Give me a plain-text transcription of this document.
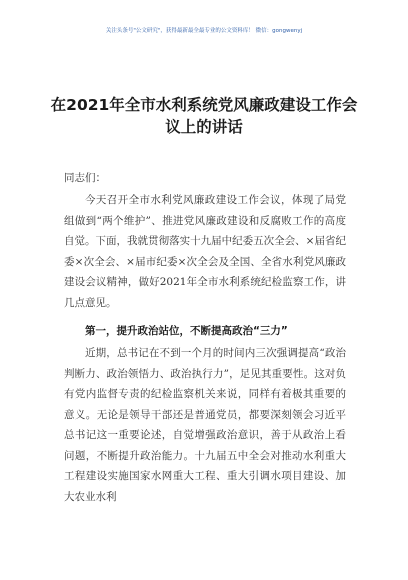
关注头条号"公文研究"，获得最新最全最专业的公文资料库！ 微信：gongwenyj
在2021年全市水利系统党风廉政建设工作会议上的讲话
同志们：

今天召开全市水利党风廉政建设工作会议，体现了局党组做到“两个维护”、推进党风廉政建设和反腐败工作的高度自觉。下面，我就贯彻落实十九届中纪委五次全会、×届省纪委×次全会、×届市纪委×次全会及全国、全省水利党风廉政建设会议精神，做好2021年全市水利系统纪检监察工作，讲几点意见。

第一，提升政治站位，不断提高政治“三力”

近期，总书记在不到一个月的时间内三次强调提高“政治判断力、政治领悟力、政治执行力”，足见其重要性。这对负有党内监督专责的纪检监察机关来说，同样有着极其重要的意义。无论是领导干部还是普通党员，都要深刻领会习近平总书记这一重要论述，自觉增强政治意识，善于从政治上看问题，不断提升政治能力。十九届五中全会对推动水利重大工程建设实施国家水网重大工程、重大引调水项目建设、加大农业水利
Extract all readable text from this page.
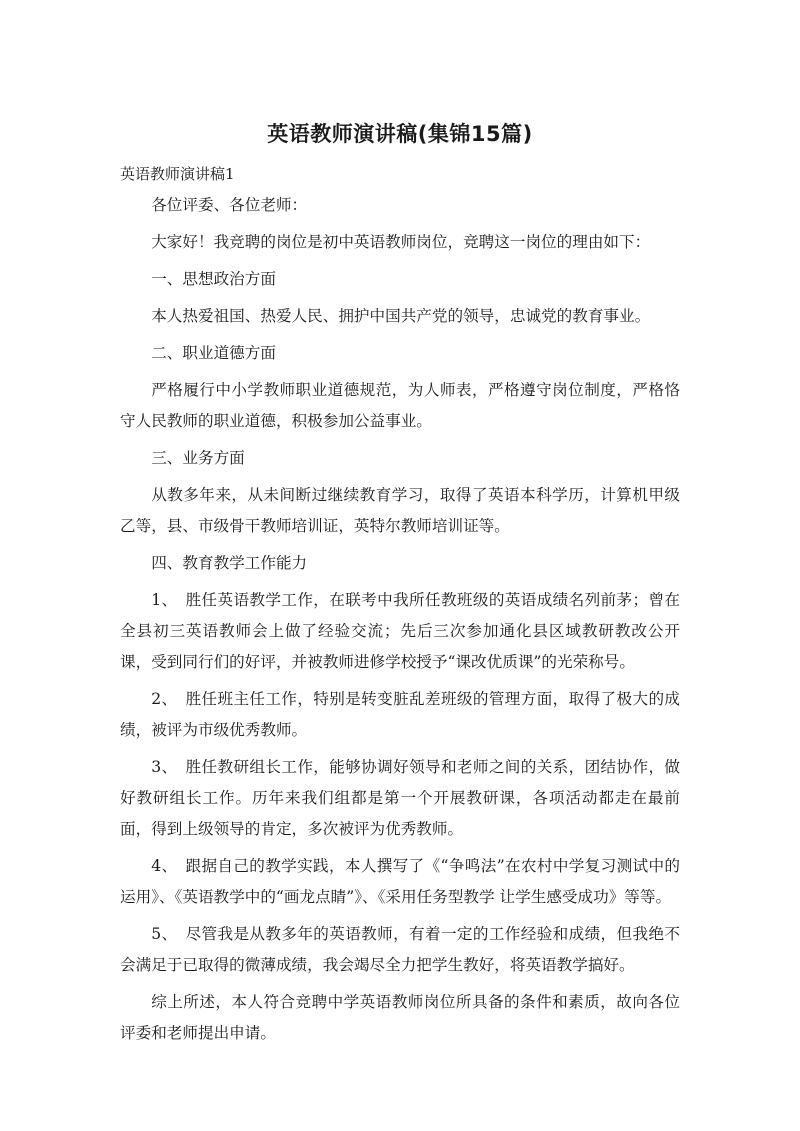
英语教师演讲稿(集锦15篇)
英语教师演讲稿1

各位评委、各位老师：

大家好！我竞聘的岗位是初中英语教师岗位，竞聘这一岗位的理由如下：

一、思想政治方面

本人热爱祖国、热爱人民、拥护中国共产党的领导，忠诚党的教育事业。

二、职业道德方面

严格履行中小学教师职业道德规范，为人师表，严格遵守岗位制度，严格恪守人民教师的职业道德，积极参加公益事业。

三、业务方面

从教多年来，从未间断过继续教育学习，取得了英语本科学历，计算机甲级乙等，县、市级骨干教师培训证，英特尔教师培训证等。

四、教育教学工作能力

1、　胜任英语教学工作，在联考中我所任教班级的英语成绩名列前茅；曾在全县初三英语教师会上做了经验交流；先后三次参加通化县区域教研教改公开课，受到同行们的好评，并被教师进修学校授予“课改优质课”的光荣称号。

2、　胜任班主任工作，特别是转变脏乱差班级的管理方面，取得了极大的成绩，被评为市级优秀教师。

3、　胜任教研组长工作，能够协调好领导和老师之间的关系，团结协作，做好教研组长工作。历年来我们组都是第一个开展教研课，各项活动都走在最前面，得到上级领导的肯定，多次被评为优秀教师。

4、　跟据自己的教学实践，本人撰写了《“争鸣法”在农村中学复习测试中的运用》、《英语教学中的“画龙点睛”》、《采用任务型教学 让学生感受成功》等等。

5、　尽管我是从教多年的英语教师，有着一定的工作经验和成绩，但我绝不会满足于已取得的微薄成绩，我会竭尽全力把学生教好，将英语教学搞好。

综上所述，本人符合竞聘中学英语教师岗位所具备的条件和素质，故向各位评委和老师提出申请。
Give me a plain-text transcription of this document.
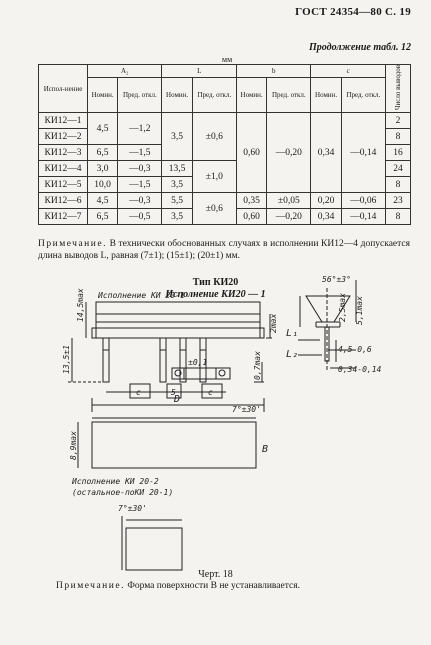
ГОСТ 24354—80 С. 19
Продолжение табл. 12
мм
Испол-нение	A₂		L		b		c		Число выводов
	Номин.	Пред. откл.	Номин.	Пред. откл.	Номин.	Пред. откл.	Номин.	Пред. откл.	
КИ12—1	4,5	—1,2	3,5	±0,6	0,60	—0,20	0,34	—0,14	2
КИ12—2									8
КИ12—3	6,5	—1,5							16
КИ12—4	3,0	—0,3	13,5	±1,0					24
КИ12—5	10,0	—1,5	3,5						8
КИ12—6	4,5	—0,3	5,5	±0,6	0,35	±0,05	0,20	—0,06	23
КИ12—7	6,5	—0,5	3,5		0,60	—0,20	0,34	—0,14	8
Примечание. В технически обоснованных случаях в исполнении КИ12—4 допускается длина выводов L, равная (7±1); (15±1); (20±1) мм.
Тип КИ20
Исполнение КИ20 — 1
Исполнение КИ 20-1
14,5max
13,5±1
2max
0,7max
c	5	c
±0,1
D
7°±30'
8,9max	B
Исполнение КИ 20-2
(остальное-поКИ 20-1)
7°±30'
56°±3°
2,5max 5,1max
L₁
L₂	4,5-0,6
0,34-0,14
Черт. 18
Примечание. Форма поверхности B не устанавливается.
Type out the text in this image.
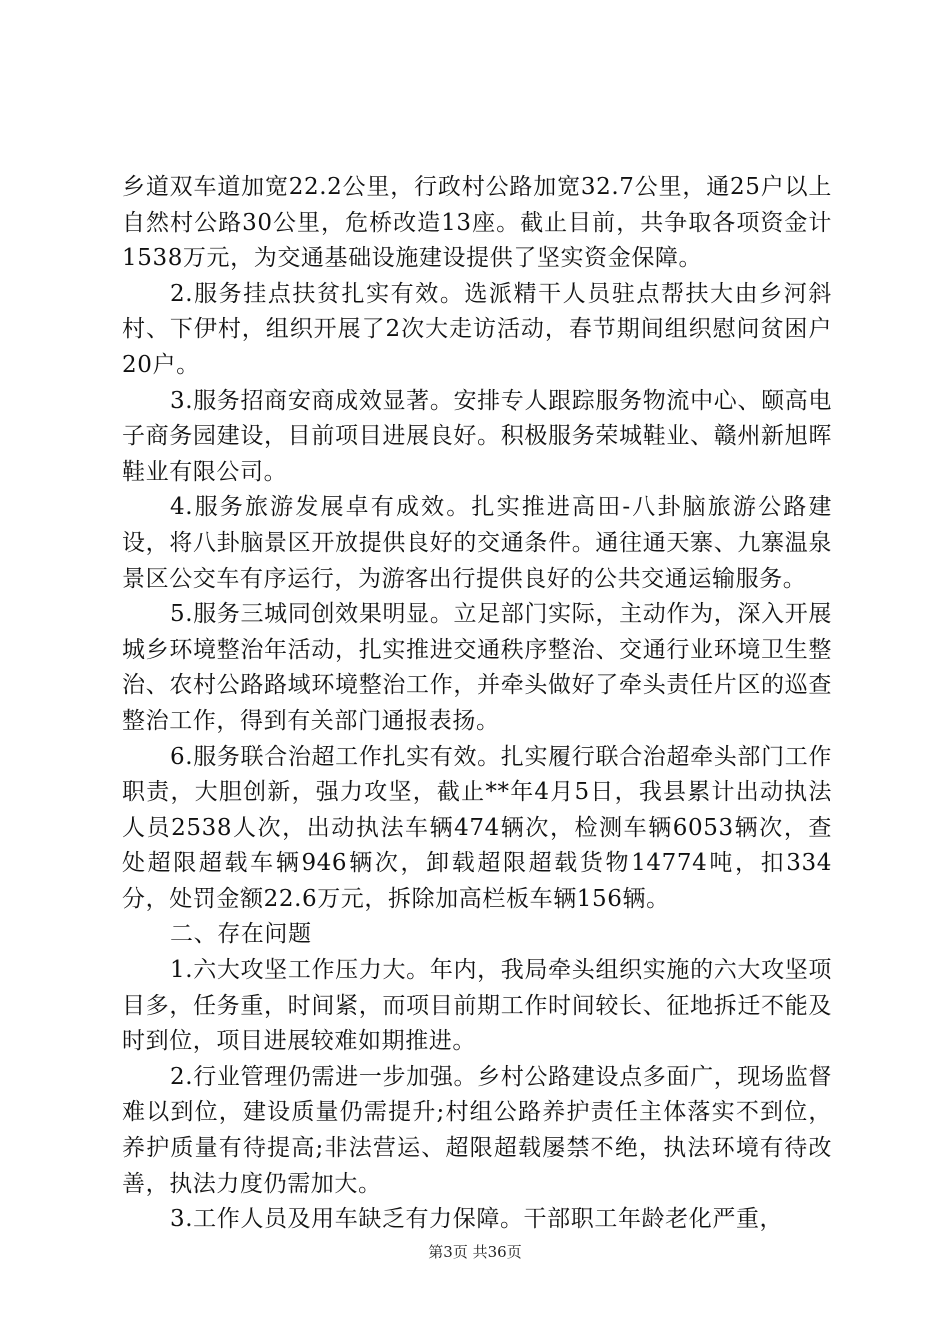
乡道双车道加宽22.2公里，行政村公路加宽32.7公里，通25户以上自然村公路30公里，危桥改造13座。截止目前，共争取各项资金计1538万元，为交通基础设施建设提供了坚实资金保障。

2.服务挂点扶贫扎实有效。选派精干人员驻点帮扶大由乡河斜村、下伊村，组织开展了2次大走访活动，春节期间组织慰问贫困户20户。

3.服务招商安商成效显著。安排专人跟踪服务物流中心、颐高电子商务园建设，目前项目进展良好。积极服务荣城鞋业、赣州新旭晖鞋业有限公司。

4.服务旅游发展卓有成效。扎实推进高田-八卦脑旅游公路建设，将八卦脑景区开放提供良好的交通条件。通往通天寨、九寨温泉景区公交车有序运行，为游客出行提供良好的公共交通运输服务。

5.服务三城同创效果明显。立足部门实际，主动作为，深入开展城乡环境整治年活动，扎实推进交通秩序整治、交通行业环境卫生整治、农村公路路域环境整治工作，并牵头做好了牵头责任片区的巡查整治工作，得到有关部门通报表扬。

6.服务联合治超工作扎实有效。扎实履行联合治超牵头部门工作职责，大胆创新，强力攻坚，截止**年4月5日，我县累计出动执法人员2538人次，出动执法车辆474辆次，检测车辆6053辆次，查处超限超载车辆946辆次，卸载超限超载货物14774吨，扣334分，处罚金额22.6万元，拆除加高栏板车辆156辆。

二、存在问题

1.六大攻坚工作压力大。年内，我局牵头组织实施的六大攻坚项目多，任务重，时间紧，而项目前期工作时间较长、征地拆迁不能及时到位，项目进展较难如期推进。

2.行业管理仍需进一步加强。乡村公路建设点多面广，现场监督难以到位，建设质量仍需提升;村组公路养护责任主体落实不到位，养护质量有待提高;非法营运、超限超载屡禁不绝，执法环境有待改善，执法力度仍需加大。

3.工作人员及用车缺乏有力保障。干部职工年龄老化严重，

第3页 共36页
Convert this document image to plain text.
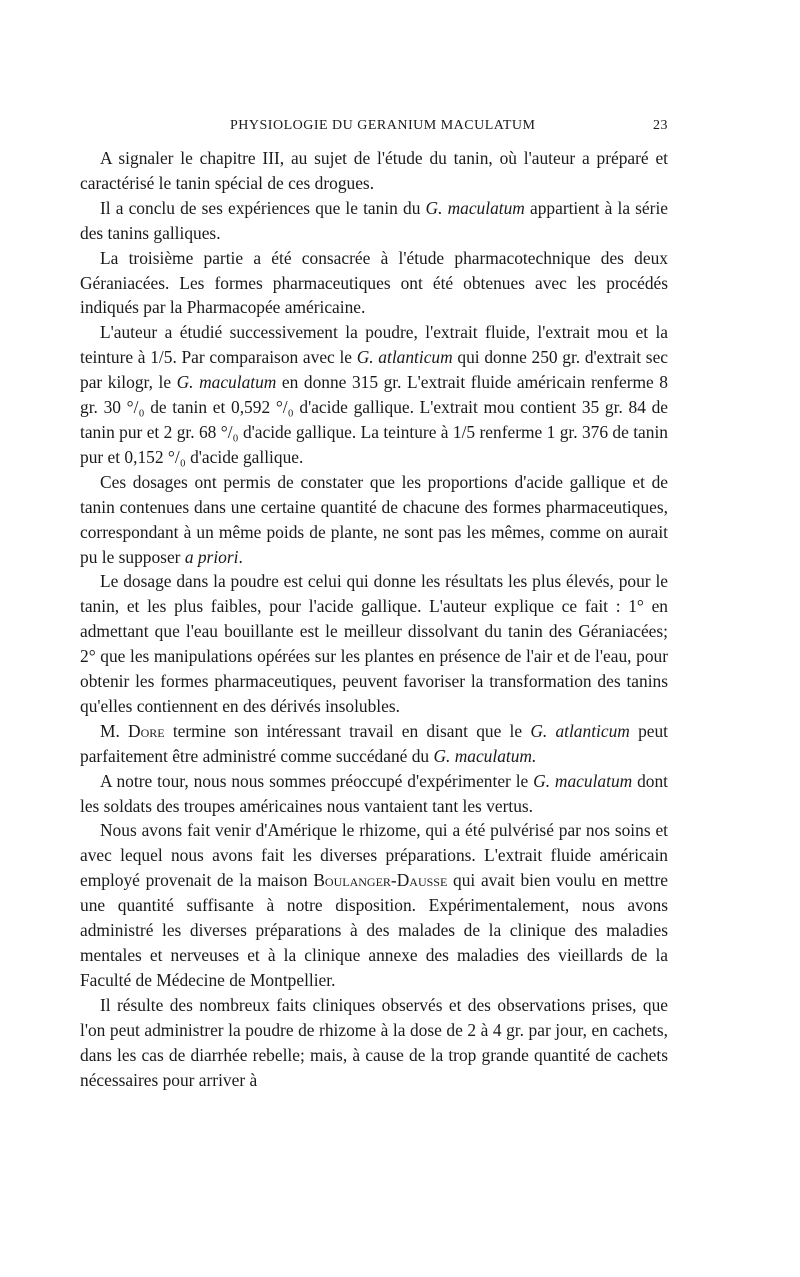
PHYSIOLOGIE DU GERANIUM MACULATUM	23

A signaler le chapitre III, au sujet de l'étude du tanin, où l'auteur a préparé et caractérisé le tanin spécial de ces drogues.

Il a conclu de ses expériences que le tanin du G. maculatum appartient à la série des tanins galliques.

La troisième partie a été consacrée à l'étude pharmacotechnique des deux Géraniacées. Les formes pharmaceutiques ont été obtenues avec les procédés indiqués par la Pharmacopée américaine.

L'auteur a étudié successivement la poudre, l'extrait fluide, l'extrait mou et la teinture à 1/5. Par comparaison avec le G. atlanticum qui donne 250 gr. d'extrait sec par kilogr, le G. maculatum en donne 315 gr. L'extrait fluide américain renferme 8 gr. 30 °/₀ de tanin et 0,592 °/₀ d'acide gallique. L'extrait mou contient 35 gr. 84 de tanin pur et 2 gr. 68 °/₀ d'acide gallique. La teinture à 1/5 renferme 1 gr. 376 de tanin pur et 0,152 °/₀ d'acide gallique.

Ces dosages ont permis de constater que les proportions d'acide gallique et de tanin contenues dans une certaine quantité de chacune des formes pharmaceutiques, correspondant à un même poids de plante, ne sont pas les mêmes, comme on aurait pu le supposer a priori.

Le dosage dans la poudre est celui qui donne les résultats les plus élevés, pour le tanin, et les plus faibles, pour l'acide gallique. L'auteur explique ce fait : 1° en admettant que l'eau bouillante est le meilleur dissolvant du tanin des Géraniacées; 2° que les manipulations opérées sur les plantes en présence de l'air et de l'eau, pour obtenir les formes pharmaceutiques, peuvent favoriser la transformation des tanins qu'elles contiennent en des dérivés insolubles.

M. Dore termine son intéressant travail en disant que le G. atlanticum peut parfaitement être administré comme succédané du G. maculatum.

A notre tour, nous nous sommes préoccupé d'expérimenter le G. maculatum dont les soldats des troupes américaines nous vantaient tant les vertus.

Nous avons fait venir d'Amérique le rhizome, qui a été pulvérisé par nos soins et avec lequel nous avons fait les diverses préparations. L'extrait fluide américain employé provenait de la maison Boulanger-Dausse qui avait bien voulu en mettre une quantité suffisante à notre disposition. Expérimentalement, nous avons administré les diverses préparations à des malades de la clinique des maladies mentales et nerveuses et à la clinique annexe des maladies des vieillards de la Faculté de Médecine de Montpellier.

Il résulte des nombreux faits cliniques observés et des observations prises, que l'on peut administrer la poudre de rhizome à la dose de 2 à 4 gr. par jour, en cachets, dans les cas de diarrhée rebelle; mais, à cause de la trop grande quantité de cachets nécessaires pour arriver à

| GOAL |
Look through the entries above; copy each line where the string "text" appears.

| FULL OUTPUT |
Give me a plain-text transcription of this document.
Extract all readable text from this page.
Give me a plain-text transcription of this document.
Type out the text in this image.
Convert this document image to plain text.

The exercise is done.